TASK PROMPT: Your task is to copy the listing exactly, with the pictures left out.

↓

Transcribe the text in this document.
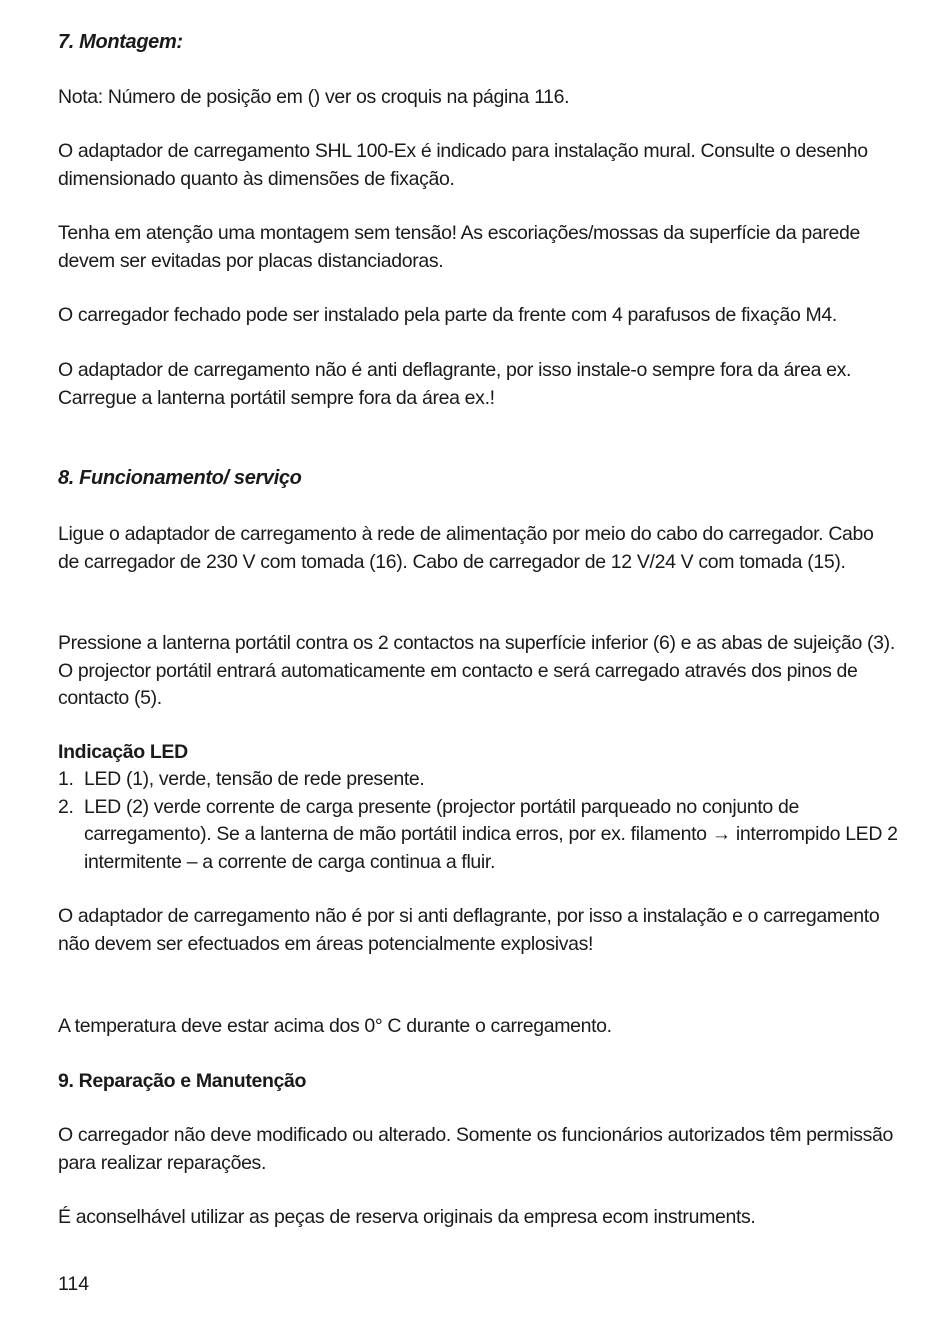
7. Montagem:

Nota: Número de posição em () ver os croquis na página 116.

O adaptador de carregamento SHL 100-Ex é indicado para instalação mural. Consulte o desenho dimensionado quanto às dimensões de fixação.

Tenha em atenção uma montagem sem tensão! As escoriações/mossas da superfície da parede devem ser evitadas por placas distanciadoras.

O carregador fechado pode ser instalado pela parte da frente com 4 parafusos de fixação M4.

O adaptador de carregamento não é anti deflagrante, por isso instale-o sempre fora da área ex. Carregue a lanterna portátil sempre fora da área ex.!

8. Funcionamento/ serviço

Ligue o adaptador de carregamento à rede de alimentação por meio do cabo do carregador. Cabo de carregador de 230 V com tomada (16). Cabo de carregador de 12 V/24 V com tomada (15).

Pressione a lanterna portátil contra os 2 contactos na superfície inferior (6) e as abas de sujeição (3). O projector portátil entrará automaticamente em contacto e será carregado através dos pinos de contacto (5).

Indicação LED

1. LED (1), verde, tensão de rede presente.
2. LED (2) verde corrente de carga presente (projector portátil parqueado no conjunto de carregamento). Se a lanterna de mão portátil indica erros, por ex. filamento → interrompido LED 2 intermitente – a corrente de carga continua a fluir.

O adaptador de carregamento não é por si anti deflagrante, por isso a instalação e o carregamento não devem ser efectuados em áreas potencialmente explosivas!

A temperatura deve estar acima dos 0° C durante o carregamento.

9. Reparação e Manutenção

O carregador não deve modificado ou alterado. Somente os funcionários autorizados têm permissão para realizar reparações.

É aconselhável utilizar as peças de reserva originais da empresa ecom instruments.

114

↑

RESPONSE TO THIS EXERCISE:
Transcribe the text in this document.
7. Montagem:

Nota: Número de posição em () ver os croquis na página 116.

O adaptador de carregamento SHL 100-Ex é indicado para instalação mural. Consulte o desenho dimensionado quanto às dimensões de fixação.

Tenha em atenção uma montagem sem tensão! As escoriações/mossas da superfície da parede devem ser evitadas por placas distanciadoras.

O carregador fechado pode ser instalado pela parte da frente com 4 parafusos de fixação M4.

O adaptador de carregamento não é anti deflagrante, por isso instale-o sempre fora da área ex. Carregue a lanterna portátil sempre fora da área ex.!

8. Funcionamento/ serviço

Ligue o adaptador de carregamento à rede de alimentação por meio do cabo do carregador. Cabo de carregador de 230 V com tomada (16). Cabo de carregador de 12 V/24 V com tomada (15).

Pressione a lanterna portátil contra os 2 contactos na superfície inferior (6) e as abas de sujeição (3). O projector portátil entrará automaticamente em contacto e será carregado através dos pinos de contacto (5).

Indicação LED

1. LED (1), verde, tensão de rede presente.
2. LED (2) verde corrente de carga presente (projector portátil parqueado no conjunto de carregamento). Se a lanterna de mão portátil indica erros, por ex. filamento → interrompido LED 2 intermitente – a corrente de carga continua a fluir.

O adaptador de carregamento não é por si anti deflagrante, por isso a instalação e o carregamento não devem ser efectuados em áreas potencialmente explosivas!

A temperatura deve estar acima dos 0° C durante o carregamento.

9. Reparação e Manutenção

O carregador não deve modificado ou alterado. Somente os funcionários autorizados têm permissão para realizar reparações.

É aconselhável utilizar as peças de reserva originais da empresa ecom instruments.

114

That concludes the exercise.